• What is expected:
Copy every line of the entries that includes the word "JSON".

::: Dataset :::

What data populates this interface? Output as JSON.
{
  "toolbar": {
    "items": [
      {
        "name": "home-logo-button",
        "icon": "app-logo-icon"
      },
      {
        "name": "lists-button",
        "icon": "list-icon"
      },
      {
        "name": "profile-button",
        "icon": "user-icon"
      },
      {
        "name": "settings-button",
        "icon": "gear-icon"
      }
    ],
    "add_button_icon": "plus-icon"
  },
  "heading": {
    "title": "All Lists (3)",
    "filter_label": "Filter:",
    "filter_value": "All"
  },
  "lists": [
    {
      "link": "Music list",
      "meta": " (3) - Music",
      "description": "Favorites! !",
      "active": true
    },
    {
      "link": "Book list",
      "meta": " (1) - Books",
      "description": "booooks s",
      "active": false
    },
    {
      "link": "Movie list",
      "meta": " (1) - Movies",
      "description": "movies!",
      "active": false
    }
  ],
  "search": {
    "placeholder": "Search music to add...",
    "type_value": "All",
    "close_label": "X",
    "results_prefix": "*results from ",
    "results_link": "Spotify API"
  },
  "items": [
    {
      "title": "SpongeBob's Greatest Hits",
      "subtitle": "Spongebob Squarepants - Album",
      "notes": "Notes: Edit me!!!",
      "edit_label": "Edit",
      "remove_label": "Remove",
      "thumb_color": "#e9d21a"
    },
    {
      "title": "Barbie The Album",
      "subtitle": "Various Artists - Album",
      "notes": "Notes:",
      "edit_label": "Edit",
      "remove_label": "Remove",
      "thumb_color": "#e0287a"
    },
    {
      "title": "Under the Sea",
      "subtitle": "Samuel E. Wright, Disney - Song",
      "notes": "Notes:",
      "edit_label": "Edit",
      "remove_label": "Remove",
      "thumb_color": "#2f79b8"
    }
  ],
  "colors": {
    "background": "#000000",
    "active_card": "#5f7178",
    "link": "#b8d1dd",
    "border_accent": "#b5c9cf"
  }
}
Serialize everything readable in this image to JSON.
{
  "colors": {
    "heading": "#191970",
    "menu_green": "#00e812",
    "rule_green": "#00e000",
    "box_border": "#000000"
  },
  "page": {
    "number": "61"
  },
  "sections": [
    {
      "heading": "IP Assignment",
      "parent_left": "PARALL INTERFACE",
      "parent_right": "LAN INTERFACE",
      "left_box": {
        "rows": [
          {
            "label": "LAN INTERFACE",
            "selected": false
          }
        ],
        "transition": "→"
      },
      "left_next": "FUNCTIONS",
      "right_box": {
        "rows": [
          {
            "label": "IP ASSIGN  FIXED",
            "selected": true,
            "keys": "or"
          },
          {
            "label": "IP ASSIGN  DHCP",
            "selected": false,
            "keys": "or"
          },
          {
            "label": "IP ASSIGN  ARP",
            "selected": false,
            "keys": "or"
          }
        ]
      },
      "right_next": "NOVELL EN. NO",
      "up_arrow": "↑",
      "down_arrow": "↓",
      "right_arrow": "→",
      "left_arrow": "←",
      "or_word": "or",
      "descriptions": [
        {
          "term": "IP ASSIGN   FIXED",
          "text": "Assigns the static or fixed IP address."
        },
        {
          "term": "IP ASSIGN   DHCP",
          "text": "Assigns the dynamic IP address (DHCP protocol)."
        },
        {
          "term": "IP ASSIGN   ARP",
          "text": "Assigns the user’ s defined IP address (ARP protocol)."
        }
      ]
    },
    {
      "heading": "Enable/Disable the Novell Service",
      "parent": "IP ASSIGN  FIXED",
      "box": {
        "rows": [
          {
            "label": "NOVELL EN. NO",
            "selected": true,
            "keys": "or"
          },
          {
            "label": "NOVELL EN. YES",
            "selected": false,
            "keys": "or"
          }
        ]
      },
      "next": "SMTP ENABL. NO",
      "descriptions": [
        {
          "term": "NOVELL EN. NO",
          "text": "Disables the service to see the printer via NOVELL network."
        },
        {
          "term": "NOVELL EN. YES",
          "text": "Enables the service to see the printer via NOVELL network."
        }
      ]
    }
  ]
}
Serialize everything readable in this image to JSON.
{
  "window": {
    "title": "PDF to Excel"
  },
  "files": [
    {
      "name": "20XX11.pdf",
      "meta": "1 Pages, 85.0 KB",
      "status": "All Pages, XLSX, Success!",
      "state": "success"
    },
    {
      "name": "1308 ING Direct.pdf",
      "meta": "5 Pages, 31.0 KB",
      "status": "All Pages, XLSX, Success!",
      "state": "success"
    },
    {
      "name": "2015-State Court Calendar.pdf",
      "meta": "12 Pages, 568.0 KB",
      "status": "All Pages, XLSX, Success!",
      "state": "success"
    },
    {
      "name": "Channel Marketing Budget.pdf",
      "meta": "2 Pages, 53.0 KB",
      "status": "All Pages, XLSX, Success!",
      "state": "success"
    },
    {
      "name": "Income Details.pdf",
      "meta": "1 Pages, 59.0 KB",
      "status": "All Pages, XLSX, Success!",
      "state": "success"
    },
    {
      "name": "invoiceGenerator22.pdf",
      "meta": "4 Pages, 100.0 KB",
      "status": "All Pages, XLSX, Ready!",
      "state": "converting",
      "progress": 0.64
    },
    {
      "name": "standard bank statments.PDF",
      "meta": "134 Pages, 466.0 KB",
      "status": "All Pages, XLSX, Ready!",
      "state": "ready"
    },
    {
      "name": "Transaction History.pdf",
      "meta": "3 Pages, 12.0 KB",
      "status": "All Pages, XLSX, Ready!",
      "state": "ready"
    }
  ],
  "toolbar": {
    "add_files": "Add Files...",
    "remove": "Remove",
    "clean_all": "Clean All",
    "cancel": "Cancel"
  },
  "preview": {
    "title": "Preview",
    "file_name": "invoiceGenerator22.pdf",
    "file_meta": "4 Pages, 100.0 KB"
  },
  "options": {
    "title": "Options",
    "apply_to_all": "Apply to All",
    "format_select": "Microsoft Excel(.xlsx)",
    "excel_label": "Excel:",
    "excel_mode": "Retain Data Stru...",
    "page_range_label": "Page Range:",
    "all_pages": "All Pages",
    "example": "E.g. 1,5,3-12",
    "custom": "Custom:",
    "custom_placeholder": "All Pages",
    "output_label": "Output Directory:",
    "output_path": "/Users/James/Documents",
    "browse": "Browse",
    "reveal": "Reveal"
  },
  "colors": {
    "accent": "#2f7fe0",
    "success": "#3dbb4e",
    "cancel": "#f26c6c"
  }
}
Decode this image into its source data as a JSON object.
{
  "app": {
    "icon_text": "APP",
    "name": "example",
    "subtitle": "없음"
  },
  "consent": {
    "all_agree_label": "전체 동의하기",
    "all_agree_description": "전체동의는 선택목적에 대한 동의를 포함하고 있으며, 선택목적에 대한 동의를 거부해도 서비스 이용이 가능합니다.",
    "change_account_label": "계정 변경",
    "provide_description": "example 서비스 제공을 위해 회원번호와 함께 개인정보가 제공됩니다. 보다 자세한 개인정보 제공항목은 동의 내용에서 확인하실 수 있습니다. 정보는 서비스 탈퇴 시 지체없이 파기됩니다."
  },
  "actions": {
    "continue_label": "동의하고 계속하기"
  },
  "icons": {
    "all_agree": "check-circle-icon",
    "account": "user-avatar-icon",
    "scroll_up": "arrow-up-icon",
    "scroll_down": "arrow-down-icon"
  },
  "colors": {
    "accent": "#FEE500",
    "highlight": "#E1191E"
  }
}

:::

• Written response:
What data populates this interface? Output as JSON.
Serialize everything readable in this image to JSON.
Serialize everything readable in this image to JSON.
Decode this image into its source data as a JSON object.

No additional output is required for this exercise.